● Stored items
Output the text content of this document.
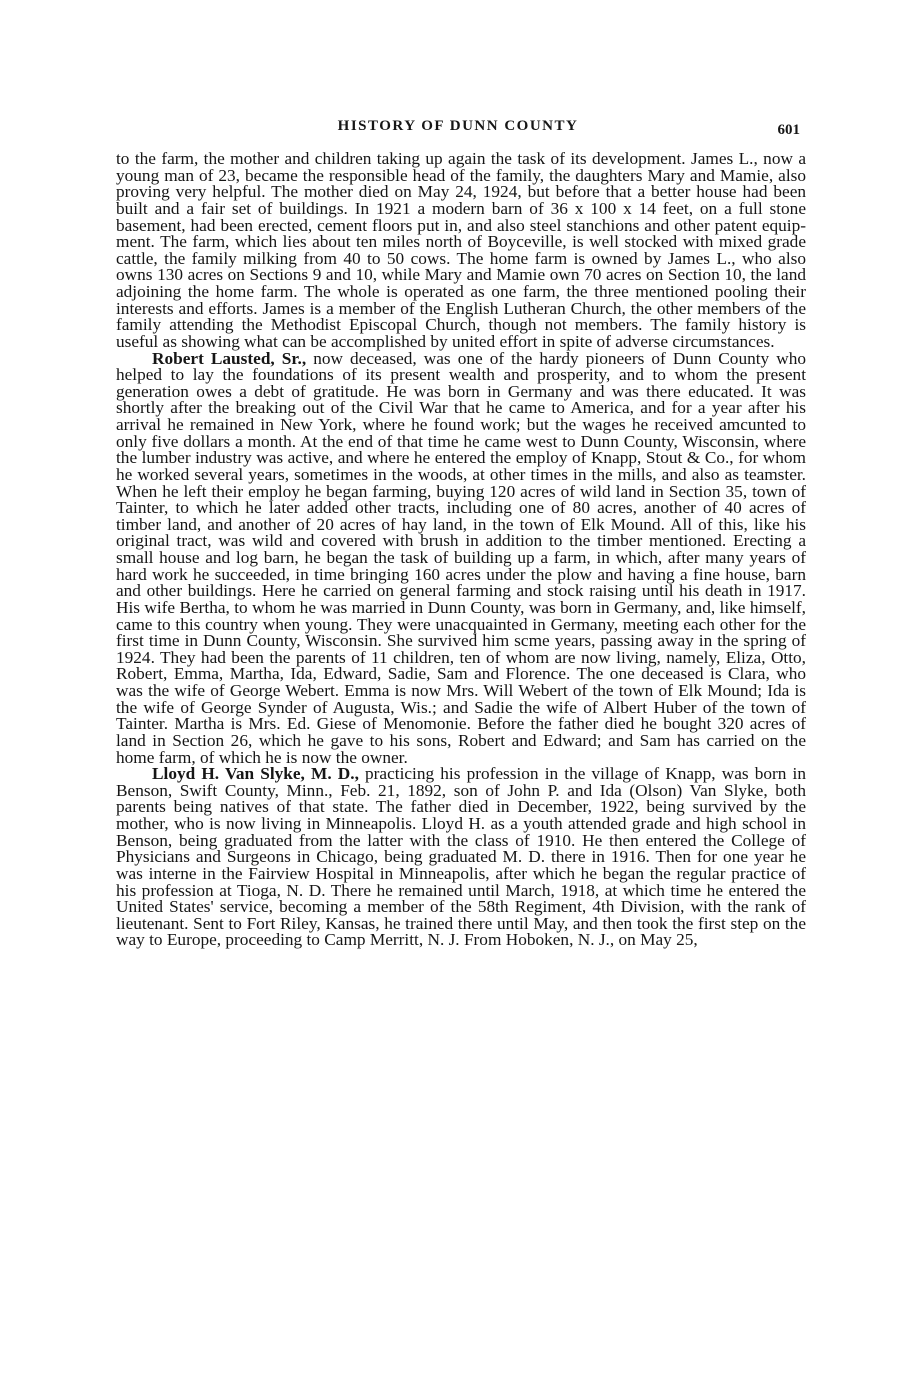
HISTORY OF DUNN COUNTY	601

to the farm, the mother and children taking up again the task of its development. James L., now a young man of 23, became the responsible head of the family, the daughters Mary and Mamie, also proving very helpful. The mother died on May 24, 1924, but before that a better house had been built and a fair set of buildings. In 1921 a modern barn of 36 x 100 x 14 feet, on a full stone basement, had been erected, cement floors put in, and also steel stanchions and other patent equipment. The farm, which lies about ten miles north of Boyceville, is well stocked with mixed grade cattle, the family milking from 40 to 50 cows. The home farm is owned by James L., who also owns 130 acres on Sections 9 and 10, while Mary and Mamie own 70 acres on Section 10, the land adjoining the home farm. The whole is operated as one farm, the three mentioned pooling their interests and efforts. James is a member of the English Lutheran Church, the other members of the family attending the Methodist Episcopal Church, though not members. The family history is useful as showing what can be accomplished by united effort in spite of adverse circumstances.

Robert Lausted, Sr., now deceased, was one of the hardy pioneers of Dunn County who helped to lay the foundations of its present wealth and prosperity, and to whom the present generation owes a debt of gratitude. He was born in Germany and was there educated. It was shortly after the breaking out of the Civil War that he came to America, and for a year after his arrival he remained in New York, where he found work; but the wages he received amcunted to only five dollars a month. At the end of that time he came west to Dunn County, Wisconsin, where the lumber industry was active, and where he entered the employ of Knapp, Stout & Co., for whom he worked several years, sometimes in the woods, at other times in the mills, and also as teamster. When he left their employ he began farming, buying 120 acres of wild land in Section 35, town of Tainter, to which he later added other tracts, including one of 80 acres, another of 40 acres of timber land, and another of 20 acres of hay land, in the town of Elk Mound. All of this, like his original tract, was wild and covered with brush in addition to the timber mentioned. Erecting a small house and log barn, he began the task of building up a farm, in which, after many years of hard work he succeeded, in time bringing 160 acres under the plow and having a fine house, barn and other buildings. Here he carried on general farming and stock raising until his death in 1917. His wife Bertha, to whom he was married in Dunn County, was born in Germany, and, like himself, came to this country when young. They were unacquainted in Germany, meeting each other for the first time in Dunn County, Wisconsin. She survived him scme years, passing away in the spring of 1924. They had been the parents of 11 children, ten of whom are now living, namely, Eliza, Otto, Robert, Emma, Martha, Ida, Edward, Sadie, Sam and Florence. The one deceased is Clara, who was the wife of George Webert. Emma is now Mrs. Will Webert of the town of Elk Mound; Ida is the wife of George Synder of Augusta, Wis.; and Sadie the wife of Albert Huber of the town of Tainter. Martha is Mrs. Ed. Giese of Menomonie. Before the father died he bought 320 acres of land in Section 26, which he gave to his sons, Robert and Edward; and Sam has carried on the home farm, of which he is now the owner.

Lloyd H. Van Slyke, M. D., practicing his profession in the village of Knapp, was born in Benson, Swift County, Minn., Feb. 21, 1892, son of John P. and Ida (Olson) Van Slyke, both parents being natives of that state. The father died in December, 1922, being survived by the mother, who is now living in Minneapolis. Lloyd H. as a youth attended grade and high school in Benson, being graduated from the latter with the class of 1910. He then entered the College of Physicians and Surgeons in Chicago, being graduated M. D. there in 1916. Then for one year he was interne in the Fairview Hospital in Minneapolis, after which he began the regular practice of his profession at Tioga, N. D. There he remained until March, 1918, at which time he entered the United States' service, becoming a member of the 58th Regiment, 4th Division, with the rank of lieutenant. Sent to Fort Riley, Kansas, he trained there until May, and then took the first step on the way to Europe, proceeding to Camp Merritt, N. J. From Hoboken, N. J., on May 25,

● Required task
Reproduce the records verbatim, omitting all images they contain.

● Reply
Output the text content of this document.
HISTORY OF DUNN COUNTY	601

to the farm, the mother and children taking up again the task of its development. James L., now a young man of 23, became the responsible head of the family, the daughters Mary and Mamie, also proving very helpful. The mother died on May 24, 1924, but before that a better house had been built and a fair set of buildings. In 1921 a modern barn of 36 x 100 x 14 feet, on a full stone basement, had been erected, cement floors put in, and also steel stanchions and other patent equipment. The farm, which lies about ten miles north of Boyceville, is well stocked with mixed grade cattle, the family milking from 40 to 50 cows. The home farm is owned by James L., who also owns 130 acres on Sections 9 and 10, while Mary and Mamie own 70 acres on Section 10, the land adjoining the home farm. The whole is operated as one farm, the three mentioned pooling their interests and efforts. James is a member of the English Lutheran Church, the other members of the family attending the Methodist Episcopal Church, though not members. The family history is useful as showing what can be accomplished by united effort in spite of adverse circumstances.

Robert Lausted, Sr., now deceased, was one of the hardy pioneers of Dunn County who helped to lay the foundations of its present wealth and prosperity, and to whom the present generation owes a debt of gratitude. He was born in Germany and was there educated. It was shortly after the breaking out of the Civil War that he came to America, and for a year after his arrival he remained in New York, where he found work; but the wages he received amcunted to only five dollars a month. At the end of that time he came west to Dunn County, Wisconsin, where the lumber industry was active, and where he entered the employ of Knapp, Stout & Co., for whom he worked several years, sometimes in the woods, at other times in the mills, and also as teamster. When he left their employ he began farming, buying 120 acres of wild land in Section 35, town of Tainter, to which he later added other tracts, including one of 80 acres, another of 40 acres of timber land, and another of 20 acres of hay land, in the town of Elk Mound. All of this, like his original tract, was wild and covered with brush in addition to the timber mentioned. Erecting a small house and log barn, he began the task of building up a farm, in which, after many years of hard work he succeeded, in time bringing 160 acres under the plow and having a fine house, barn and other buildings. Here he carried on general farming and stock raising until his death in 1917. His wife Bertha, to whom he was married in Dunn County, was born in Germany, and, like himself, came to this country when young. They were unacquainted in Germany, meeting each other for the first time in Dunn County, Wisconsin. She survived him scme years, passing away in the spring of 1924. They had been the parents of 11 children, ten of whom are now living, namely, Eliza, Otto, Robert, Emma, Martha, Ida, Edward, Sadie, Sam and Florence. The one deceased is Clara, who was the wife of George Webert. Emma is now Mrs. Will Webert of the town of Elk Mound; Ida is the wife of George Synder of Augusta, Wis.; and Sadie the wife of Albert Huber of the town of Tainter. Martha is Mrs. Ed. Giese of Menomonie. Before the father died he bought 320 acres of land in Section 26, which he gave to his sons, Robert and Edward; and Sam has carried on the home farm, of which he is now the owner.

Lloyd H. Van Slyke, M. D., practicing his profession in the village of Knapp, was born in Benson, Swift County, Minn., Feb. 21, 1892, son of John P. and Ida (Olson) Van Slyke, both parents being natives of that state. The father died in December, 1922, being survived by the mother, who is now living in Minneapolis. Lloyd H. as a youth attended grade and high school in Benson, being graduated from the latter with the class of 1910. He then entered the College of Physicians and Surgeons in Chicago, being graduated M. D. there in 1916. Then for one year he was interne in the Fairview Hospital in Minneapolis, after which he began the regular practice of his profession at Tioga, N. D. There he remained until March, 1918, at which time he entered the United States' service, becoming a member of the 58th Regiment, 4th Division, with the rank of lieutenant. Sent to Fort Riley, Kansas, he trained there until May, and then took the first step on the way to Europe, proceeding to Camp Merritt, N. J. From Hoboken, N. J., on May 25,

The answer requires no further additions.